**Task description:** Produce a verbatim copy of the entries listed below.

§

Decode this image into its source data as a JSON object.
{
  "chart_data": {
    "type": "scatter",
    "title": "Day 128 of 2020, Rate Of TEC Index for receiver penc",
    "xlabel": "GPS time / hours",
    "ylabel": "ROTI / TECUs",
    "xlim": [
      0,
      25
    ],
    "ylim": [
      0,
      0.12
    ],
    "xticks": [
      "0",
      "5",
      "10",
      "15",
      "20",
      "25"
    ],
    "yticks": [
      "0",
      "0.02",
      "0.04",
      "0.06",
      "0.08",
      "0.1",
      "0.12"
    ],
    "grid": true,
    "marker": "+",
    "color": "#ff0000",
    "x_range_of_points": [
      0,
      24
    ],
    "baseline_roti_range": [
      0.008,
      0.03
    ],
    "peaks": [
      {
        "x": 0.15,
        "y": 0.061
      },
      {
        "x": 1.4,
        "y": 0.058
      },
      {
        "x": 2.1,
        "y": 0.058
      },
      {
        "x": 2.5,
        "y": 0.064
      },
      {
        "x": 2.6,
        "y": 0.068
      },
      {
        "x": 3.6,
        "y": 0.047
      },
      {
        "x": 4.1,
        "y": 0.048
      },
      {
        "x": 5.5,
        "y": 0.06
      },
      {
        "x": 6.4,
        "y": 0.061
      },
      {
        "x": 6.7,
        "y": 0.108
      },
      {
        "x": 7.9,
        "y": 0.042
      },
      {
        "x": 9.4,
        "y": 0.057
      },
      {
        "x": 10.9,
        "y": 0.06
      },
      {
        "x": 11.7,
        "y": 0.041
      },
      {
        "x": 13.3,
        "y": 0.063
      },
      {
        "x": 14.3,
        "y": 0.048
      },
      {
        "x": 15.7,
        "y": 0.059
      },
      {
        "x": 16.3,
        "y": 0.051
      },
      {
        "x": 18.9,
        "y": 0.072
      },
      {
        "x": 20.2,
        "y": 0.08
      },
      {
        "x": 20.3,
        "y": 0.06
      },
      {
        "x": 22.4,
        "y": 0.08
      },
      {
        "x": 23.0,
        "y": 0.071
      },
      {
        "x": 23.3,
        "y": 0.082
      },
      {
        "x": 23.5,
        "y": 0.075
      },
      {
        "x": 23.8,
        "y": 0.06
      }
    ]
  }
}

§

**Result for this task:**
Decode this image into its source data as a JSON object.
{
  "chart_data": {
    "type": "scatter",
    "title": "Day 128 of 2020, Rate Of TEC Index for receiver penc",
    "xlabel": "GPS time / hours",
    "ylabel": "ROTI / TECUs",
    "xlim": [
      0,
      25
    ],
    "ylim": [
      0,
      0.12
    ],
    "xticks": [
      "0",
      "5",
      "10",
      "15",
      "20",
      "25"
    ],
    "yticks": [
      "0",
      "0.02",
      "0.04",
      "0.06",
      "0.08",
      "0.1",
      "0.12"
    ],
    "grid": true,
    "marker": "+",
    "color": "#ff0000",
    "x_range_of_points": [
      0,
      24
    ],
    "baseline_roti_range": [
      0.008,
      0.03
    ],
    "peaks": [
      {
        "x": 0.15,
        "y": 0.061
      },
      {
        "x": 1.4,
        "y": 0.058
      },
      {
        "x": 2.1,
        "y": 0.058
      },
      {
        "x": 2.5,
        "y": 0.064
      },
      {
        "x": 2.6,
        "y": 0.068
      },
      {
        "x": 3.6,
        "y": 0.047
      },
      {
        "x": 4.1,
        "y": 0.048
      },
      {
        "x": 5.5,
        "y": 0.06
      },
      {
        "x": 6.4,
        "y": 0.061
      },
      {
        "x": 6.7,
        "y": 0.108
      },
      {
        "x": 7.9,
        "y": 0.042
      },
      {
        "x": 9.4,
        "y": 0.057
      },
      {
        "x": 10.9,
        "y": 0.06
      },
      {
        "x": 11.7,
        "y": 0.041
      },
      {
        "x": 13.3,
        "y": 0.063
      },
      {
        "x": 14.3,
        "y": 0.048
      },
      {
        "x": 15.7,
        "y": 0.059
      },
      {
        "x": 16.3,
        "y": 0.051
      },
      {
        "x": 18.9,
        "y": 0.072
      },
      {
        "x": 20.2,
        "y": 0.08
      },
      {
        "x": 20.3,
        "y": 0.06
      },
      {
        "x": 22.4,
        "y": 0.08
      },
      {
        "x": 23.0,
        "y": 0.071
      },
      {
        "x": 23.3,
        "y": 0.082
      },
      {
        "x": 23.5,
        "y": 0.075
      },
      {
        "x": 23.8,
        "y": 0.06
      }
    ]
  }
}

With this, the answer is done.